* Problem *
Your copy of the material must match it exactly, except that pictures are dropped.

A run of records:
[START]

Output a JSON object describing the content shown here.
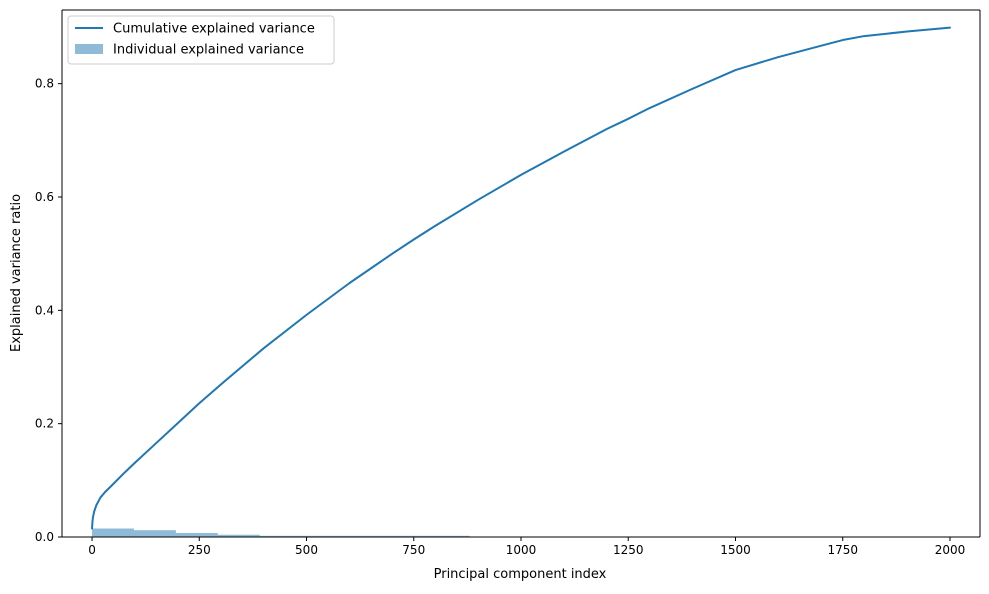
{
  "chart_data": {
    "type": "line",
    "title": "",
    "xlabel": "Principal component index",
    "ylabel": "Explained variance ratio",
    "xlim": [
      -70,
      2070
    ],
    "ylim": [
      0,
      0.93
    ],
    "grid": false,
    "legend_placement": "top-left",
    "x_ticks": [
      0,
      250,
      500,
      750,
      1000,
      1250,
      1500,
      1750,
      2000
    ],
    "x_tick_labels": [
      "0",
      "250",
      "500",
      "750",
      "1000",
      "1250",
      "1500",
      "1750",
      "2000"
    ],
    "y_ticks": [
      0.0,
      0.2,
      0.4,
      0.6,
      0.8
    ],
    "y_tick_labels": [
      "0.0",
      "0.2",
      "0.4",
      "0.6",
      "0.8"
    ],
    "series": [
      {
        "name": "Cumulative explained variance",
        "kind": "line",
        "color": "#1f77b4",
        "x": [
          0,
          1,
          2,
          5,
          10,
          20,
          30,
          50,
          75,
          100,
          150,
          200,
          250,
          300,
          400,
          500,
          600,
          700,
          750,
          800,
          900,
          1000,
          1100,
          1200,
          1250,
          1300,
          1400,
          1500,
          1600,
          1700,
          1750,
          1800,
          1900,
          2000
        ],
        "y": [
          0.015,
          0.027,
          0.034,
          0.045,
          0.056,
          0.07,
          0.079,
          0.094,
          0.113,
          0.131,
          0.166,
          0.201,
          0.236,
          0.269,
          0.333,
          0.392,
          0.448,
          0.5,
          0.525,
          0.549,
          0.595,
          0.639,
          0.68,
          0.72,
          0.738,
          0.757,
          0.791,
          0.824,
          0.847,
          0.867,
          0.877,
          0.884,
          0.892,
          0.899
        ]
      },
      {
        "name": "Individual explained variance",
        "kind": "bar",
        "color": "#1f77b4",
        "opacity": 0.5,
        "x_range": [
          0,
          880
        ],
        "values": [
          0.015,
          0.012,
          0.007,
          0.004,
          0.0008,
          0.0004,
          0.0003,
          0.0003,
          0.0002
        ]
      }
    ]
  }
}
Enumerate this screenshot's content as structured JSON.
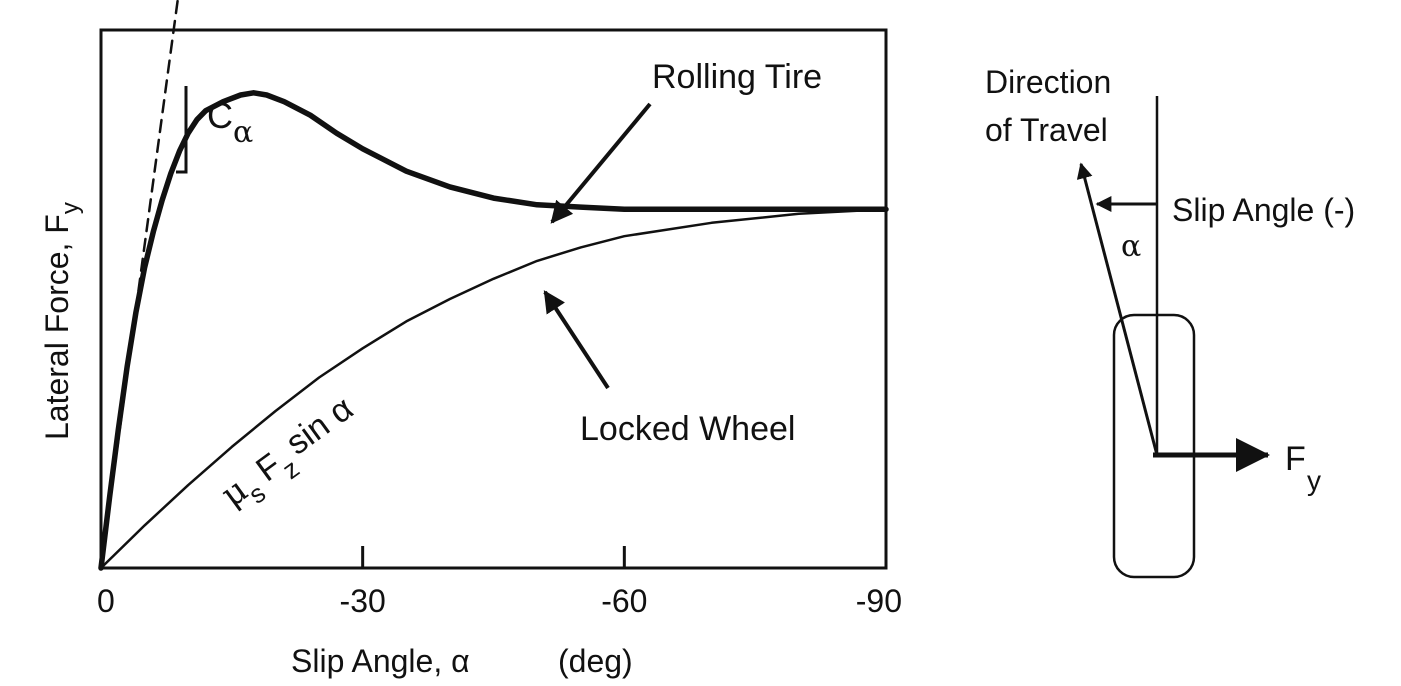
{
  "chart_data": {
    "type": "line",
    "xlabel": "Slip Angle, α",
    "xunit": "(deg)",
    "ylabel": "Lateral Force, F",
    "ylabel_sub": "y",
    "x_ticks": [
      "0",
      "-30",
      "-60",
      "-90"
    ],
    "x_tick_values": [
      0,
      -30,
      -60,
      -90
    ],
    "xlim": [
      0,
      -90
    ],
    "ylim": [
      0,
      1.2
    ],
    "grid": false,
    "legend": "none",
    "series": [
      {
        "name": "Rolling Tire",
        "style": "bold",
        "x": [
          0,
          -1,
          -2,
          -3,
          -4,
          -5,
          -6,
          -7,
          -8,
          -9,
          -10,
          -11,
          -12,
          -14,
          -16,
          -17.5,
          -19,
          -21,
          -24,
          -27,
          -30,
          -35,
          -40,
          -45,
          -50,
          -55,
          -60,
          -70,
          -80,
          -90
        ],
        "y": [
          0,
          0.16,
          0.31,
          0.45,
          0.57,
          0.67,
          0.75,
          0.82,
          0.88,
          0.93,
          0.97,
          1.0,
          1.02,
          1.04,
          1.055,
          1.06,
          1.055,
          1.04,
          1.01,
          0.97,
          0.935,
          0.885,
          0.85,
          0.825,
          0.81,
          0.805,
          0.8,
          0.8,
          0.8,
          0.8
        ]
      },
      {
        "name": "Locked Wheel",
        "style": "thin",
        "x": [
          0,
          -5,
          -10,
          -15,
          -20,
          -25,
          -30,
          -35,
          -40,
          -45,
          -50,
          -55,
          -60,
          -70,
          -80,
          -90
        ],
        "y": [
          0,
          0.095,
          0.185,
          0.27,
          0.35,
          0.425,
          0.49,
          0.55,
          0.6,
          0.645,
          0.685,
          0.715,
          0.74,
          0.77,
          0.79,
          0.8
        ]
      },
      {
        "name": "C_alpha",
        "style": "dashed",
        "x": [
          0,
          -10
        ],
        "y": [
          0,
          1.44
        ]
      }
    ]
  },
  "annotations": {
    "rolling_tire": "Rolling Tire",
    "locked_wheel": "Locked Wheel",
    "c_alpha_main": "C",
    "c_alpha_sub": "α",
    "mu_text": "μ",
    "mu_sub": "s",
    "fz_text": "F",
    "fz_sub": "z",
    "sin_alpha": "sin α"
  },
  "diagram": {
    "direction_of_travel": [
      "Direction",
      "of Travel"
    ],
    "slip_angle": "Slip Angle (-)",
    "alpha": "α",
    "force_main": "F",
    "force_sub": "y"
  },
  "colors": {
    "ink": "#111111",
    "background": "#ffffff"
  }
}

[END]

* Reply to the task *
Output a JSON object describing the content shown here.
{
  "chart_data": {
    "type": "line",
    "title": "",
    "xlabel": "Principal component index",
    "ylabel": "Explained variance ratio",
    "xlim": [
      -70,
      2070
    ],
    "ylim": [
      0,
      0.93
    ],
    "grid": false,
    "legend_placement": "top-left",
    "x_ticks": [
      0,
      250,
      500,
      750,
      1000,
      1250,
      1500,
      1750,
      2000
    ],
    "x_tick_labels": [
      "0",
      "250",
      "500",
      "750",
      "1000",
      "1250",
      "1500",
      "1750",
      "2000"
    ],
    "y_ticks": [
      0.0,
      0.2,
      0.4,
      0.6,
      0.8
    ],
    "y_tick_labels": [
      "0.0",
      "0.2",
      "0.4",
      "0.6",
      "0.8"
    ],
    "series": [
      {
        "name": "Cumulative explained variance",
        "kind": "line",
        "color": "#1f77b4",
        "x": [
          0,
          1,
          2,
          5,
          10,
          20,
          30,
          50,
          75,
          100,
          150,
          200,
          250,
          300,
          400,
          500,
          600,
          700,
          750,
          800,
          900,
          1000,
          1100,
          1200,
          1250,
          1300,
          1400,
          1500,
          1600,
          1700,
          1750,
          1800,
          1900,
          2000
        ],
        "y": [
          0.015,
          0.027,
          0.034,
          0.045,
          0.056,
          0.07,
          0.079,
          0.094,
          0.113,
          0.131,
          0.166,
          0.201,
          0.236,
          0.269,
          0.333,
          0.392,
          0.448,
          0.5,
          0.525,
          0.549,
          0.595,
          0.639,
          0.68,
          0.72,
          0.738,
          0.757,
          0.791,
          0.824,
          0.847,
          0.867,
          0.877,
          0.884,
          0.892,
          0.899
        ]
      },
      {
        "name": "Individual explained variance",
        "kind": "bar",
        "color": "#1f77b4",
        "opacity": 0.5,
        "x_range": [
          0,
          880
        ],
        "values": [
          0.015,
          0.012,
          0.007,
          0.004,
          0.0008,
          0.0004,
          0.0003,
          0.0003,
          0.0002
        ]
      }
    ]
  }
}
Enumerate this screenshot's content as structured JSON.
{
  "chart_data": {
    "type": "line",
    "xlabel": "Slip Angle, α",
    "xunit": "(deg)",
    "ylabel": "Lateral Force, F",
    "ylabel_sub": "y",
    "x_ticks": [
      "0",
      "-30",
      "-60",
      "-90"
    ],
    "x_tick_values": [
      0,
      -30,
      -60,
      -90
    ],
    "xlim": [
      0,
      -90
    ],
    "ylim": [
      0,
      1.2
    ],
    "grid": false,
    "legend": "none",
    "series": [
      {
        "name": "Rolling Tire",
        "style": "bold",
        "x": [
          0,
          -1,
          -2,
          -3,
          -4,
          -5,
          -6,
          -7,
          -8,
          -9,
          -10,
          -11,
          -12,
          -14,
          -16,
          -17.5,
          -19,
          -21,
          -24,
          -27,
          -30,
          -35,
          -40,
          -45,
          -50,
          -55,
          -60,
          -70,
          -80,
          -90
        ],
        "y": [
          0,
          0.16,
          0.31,
          0.45,
          0.57,
          0.67,
          0.75,
          0.82,
          0.88,
          0.93,
          0.97,
          1.0,
          1.02,
          1.04,
          1.055,
          1.06,
          1.055,
          1.04,
          1.01,
          0.97,
          0.935,
          0.885,
          0.85,
          0.825,
          0.81,
          0.805,
          0.8,
          0.8,
          0.8,
          0.8
        ]
      },
      {
        "name": "Locked Wheel",
        "style": "thin",
        "x": [
          0,
          -5,
          -10,
          -15,
          -20,
          -25,
          -30,
          -35,
          -40,
          -45,
          -50,
          -55,
          -60,
          -70,
          -80,
          -90
        ],
        "y": [
          0,
          0.095,
          0.185,
          0.27,
          0.35,
          0.425,
          0.49,
          0.55,
          0.6,
          0.645,
          0.685,
          0.715,
          0.74,
          0.77,
          0.79,
          0.8
        ]
      },
      {
        "name": "C_alpha",
        "style": "dashed",
        "x": [
          0,
          -10
        ],
        "y": [
          0,
          1.44
        ]
      }
    ]
  },
  "annotations": {
    "rolling_tire": "Rolling Tire",
    "locked_wheel": "Locked Wheel",
    "c_alpha_main": "C",
    "c_alpha_sub": "α",
    "mu_text": "μ",
    "mu_sub": "s",
    "fz_text": "F",
    "fz_sub": "z",
    "sin_alpha": "sin α"
  },
  "diagram": {
    "direction_of_travel": [
      "Direction",
      "of Travel"
    ],
    "slip_angle": "Slip Angle (-)",
    "alpha": "α",
    "force_main": "F",
    "force_sub": "y"
  },
  "colors": {
    "ink": "#111111",
    "background": "#ffffff"
  }
}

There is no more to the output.